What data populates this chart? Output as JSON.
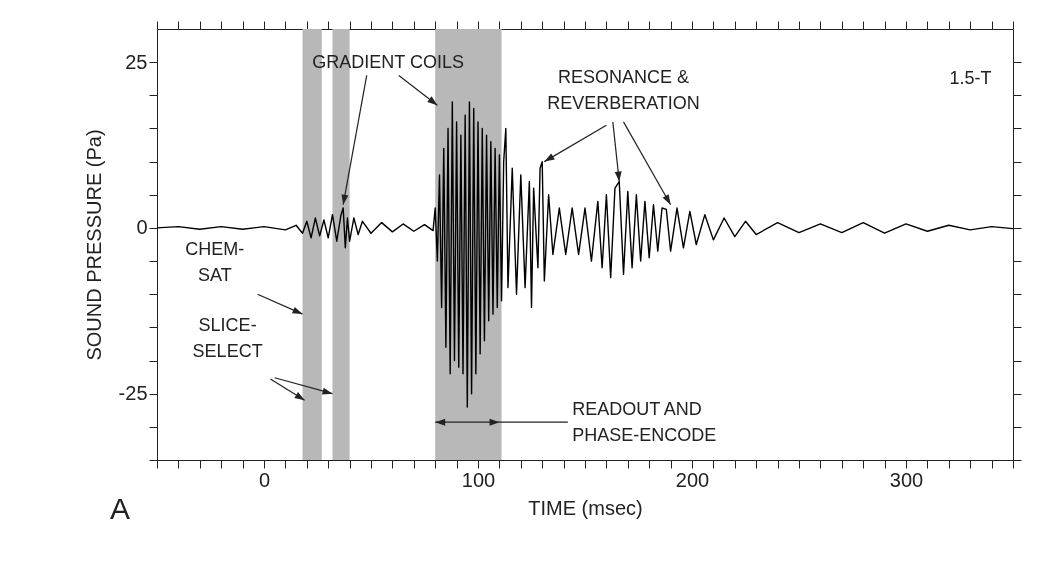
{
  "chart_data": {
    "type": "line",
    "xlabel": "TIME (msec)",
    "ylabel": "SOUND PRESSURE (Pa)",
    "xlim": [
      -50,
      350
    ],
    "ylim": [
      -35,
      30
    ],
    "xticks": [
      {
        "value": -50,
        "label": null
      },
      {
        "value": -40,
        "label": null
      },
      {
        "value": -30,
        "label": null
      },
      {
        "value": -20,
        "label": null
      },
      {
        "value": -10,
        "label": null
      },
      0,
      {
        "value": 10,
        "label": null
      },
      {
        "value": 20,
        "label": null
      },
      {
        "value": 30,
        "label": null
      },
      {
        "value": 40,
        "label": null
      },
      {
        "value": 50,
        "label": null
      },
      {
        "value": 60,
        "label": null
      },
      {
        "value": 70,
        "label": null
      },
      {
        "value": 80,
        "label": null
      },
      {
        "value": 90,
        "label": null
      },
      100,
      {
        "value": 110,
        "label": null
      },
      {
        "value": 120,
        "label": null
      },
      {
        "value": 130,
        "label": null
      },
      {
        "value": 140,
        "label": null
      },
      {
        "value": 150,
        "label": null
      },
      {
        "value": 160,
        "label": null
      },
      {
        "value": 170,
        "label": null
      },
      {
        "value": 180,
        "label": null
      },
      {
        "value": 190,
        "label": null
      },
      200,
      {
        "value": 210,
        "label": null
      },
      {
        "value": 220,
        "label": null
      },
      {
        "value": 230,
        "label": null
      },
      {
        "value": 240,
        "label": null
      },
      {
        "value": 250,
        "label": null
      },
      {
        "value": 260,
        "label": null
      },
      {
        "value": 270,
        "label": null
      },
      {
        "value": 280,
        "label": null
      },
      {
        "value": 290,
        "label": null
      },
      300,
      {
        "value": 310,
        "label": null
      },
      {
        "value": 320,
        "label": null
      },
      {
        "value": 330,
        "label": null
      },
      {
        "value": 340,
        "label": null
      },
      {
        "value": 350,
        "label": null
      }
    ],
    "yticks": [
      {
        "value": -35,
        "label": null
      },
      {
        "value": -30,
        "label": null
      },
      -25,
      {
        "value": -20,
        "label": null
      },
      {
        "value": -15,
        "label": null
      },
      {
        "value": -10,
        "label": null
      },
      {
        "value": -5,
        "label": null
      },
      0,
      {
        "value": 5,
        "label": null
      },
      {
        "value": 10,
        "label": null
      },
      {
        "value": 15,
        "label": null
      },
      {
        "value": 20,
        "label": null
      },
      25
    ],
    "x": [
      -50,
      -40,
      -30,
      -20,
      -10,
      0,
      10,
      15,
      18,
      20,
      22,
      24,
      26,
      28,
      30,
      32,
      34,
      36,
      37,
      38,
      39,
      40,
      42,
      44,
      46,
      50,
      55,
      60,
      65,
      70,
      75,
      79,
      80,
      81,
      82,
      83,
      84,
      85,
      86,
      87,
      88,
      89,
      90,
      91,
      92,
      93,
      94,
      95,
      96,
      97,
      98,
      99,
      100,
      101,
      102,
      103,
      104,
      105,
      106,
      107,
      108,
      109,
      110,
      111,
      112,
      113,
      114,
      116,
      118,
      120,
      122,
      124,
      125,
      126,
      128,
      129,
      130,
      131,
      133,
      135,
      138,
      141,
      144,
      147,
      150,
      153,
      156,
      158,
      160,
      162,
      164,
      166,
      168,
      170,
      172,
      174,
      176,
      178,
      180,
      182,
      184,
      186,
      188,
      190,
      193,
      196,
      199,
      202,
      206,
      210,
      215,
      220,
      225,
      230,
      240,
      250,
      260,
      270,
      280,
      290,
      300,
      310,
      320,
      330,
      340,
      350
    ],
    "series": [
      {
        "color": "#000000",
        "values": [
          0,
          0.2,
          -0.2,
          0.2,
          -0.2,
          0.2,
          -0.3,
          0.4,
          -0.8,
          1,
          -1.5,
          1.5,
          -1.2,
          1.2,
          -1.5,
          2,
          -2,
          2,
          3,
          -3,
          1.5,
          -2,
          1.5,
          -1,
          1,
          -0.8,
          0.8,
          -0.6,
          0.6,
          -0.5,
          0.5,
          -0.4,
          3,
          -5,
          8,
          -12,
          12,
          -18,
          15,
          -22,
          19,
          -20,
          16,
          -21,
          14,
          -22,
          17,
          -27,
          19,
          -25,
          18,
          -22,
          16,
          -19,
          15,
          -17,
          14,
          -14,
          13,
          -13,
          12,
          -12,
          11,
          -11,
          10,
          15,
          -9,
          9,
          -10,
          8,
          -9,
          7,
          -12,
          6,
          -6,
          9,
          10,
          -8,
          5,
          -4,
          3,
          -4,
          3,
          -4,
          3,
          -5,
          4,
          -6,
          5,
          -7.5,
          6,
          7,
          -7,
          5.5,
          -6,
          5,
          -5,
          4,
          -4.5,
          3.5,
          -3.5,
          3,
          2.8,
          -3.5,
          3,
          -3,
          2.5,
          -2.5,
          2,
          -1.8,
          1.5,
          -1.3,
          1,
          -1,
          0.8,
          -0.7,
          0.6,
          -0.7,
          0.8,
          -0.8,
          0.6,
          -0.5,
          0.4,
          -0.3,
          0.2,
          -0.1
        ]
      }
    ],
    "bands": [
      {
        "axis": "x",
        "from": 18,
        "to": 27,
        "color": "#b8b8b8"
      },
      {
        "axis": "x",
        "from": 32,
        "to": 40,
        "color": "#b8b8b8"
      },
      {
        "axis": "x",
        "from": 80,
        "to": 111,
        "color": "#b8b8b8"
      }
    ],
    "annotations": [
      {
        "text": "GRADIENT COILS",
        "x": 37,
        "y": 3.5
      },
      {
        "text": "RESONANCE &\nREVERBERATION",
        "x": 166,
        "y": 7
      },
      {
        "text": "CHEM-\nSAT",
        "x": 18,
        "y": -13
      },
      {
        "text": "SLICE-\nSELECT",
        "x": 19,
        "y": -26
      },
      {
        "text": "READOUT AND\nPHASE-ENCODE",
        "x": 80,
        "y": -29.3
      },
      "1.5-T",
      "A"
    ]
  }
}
==
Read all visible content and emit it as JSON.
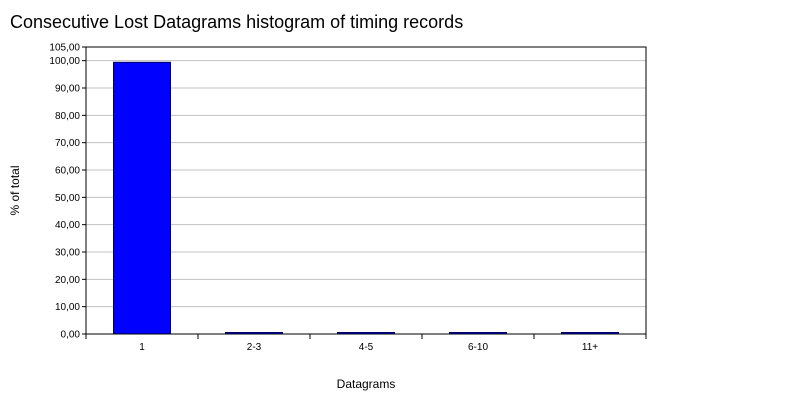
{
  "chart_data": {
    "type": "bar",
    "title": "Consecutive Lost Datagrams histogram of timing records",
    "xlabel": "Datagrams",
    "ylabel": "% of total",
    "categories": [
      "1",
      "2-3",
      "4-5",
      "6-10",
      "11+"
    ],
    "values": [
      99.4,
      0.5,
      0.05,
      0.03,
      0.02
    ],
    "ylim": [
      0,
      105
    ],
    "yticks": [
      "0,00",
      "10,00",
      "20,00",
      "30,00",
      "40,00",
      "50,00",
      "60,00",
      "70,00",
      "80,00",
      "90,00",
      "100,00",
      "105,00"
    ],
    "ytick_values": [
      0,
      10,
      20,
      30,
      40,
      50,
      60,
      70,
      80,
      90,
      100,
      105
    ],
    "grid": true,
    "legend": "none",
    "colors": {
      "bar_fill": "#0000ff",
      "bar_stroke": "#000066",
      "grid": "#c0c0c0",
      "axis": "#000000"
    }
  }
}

Written problem: Whenever "JSON" turns up in a line, pick that line out.

Task response:
What data populates this chart? Output as JSON.
Read all visible content and emit it as JSON.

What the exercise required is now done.